> **WHAT THE TASK ASKS**
Copy all the entries word for word, but omit the pictures.

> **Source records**

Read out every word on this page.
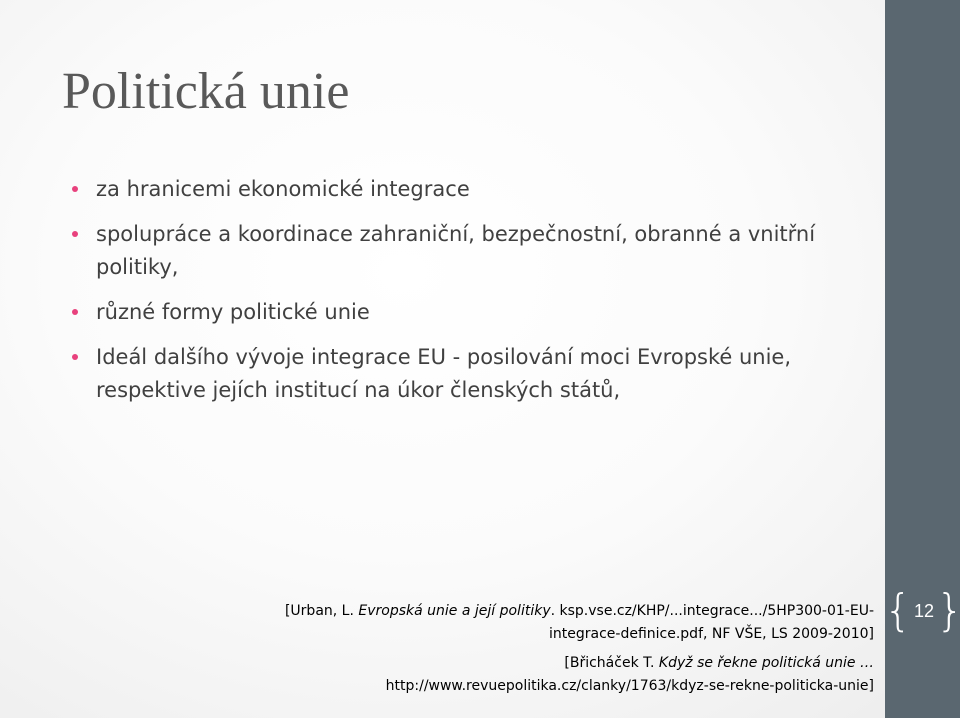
{ 12 }
Politická unie
za hranicemi ekonomické integrace
spolupráce a koordinace zahraniční, bezpečnostní, obranné a vnitřní politiky,
různé formy politické unie
Ideál dalšího vývoje integrace EU - posilování moci Evropské unie, respektive jejích institucí na úkor členských států,

[Urban, L. Evropská unie a její politiky. ksp.vse.cz/KHP/...integrace.../5HP300-01-EU-integrace-definice.pdf, NF VŠE, LS 2009-2010]

[Břicháček T. Když se řekne politická unie … http://www.revuepolitika.cz/clanky/1763/kdyz-se-rekne-politicka-unie]
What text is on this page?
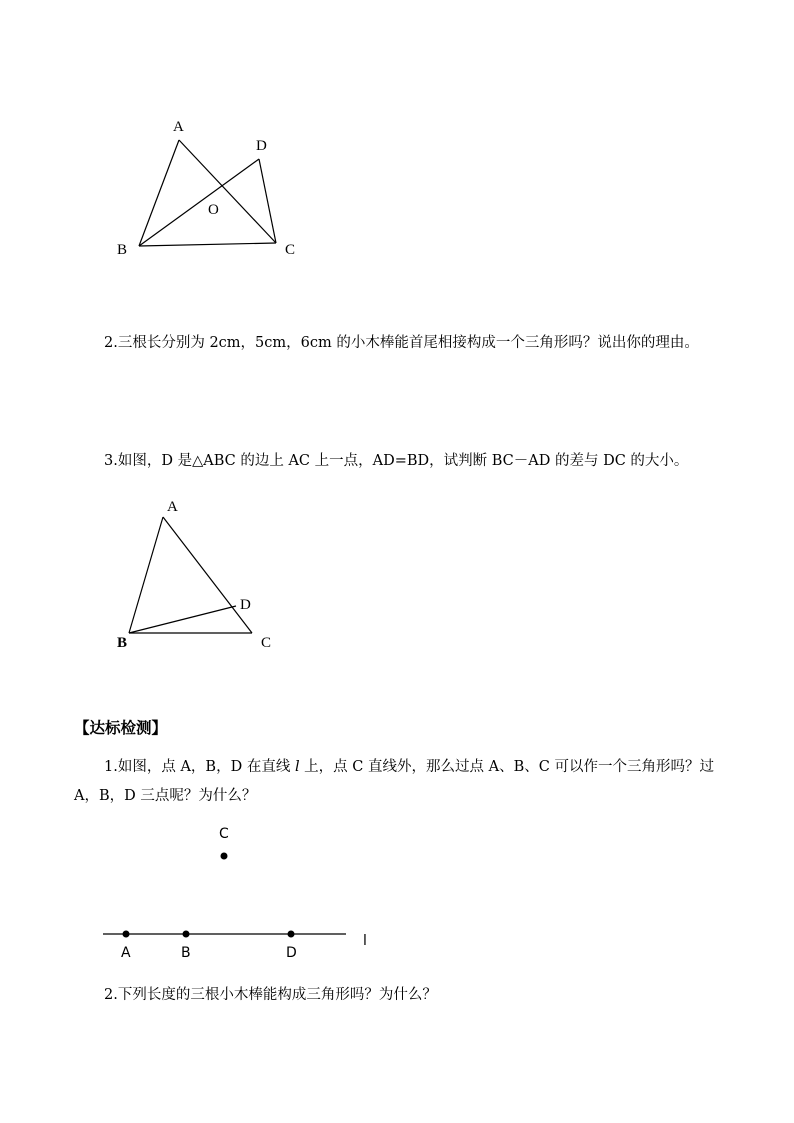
A
D
O
B	C

2.三根长分别为 2cm，5cm，6cm 的小木棒能首尾相接构成一个三角形吗？说出你的理由。

3.如图，D 是△ABC 的边上 AC 上一点，AD=BD，试判断 BC－AD 的差与 DC 的大小。

A
D
B	C
【达标检测】

1.如图，点 A，B，D 在直线 l 上，点 C 直线外，那么过点 A、B、C 可以作一个三角形吗？过 A，B，D 三点呢？为什么？

C
A	B	D
l

2.下列长度的三根小木棒能构成三角形吗？为什么？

> **TASK RESULT**
Read out every word on this page.
{ 12 }
Politická unie
za hranicemi ekonomické integrace
spolupráce a koordinace zahraniční, bezpečnostní, obranné a vnitřní politiky,
různé formy politické unie
Ideál dalšího vývoje integrace EU - posilování moci Evropské unie, respektive jejích institucí na úkor členských států,

[Urban, L. Evropská unie a její politiky. ksp.vse.cz/KHP/...integrace.../5HP300-01-EU-integrace-definice.pdf, NF VŠE, LS 2009-2010]

[Břicháček T. Když se řekne politická unie … http://www.revuepolitika.cz/clanky/1763/kdyz-se-rekne-politicka-unie]
What text is on this page?
A
D
O
B	C

2.三根长分别为 2cm，5cm，6cm 的小木棒能首尾相接构成一个三角形吗？说出你的理由。

3.如图，D 是△ABC 的边上 AC 上一点，AD=BD，试判断 BC－AD 的差与 DC 的大小。

A
D
B	C
【达标检测】

1.如图，点 A，B，D 在直线 l 上，点 C 直线外，那么过点 A、B、C 可以作一个三角形吗？过 A，B，D 三点呢？为什么？

C
A	B	D
l

2.下列长度的三根小木棒能构成三角形吗？为什么？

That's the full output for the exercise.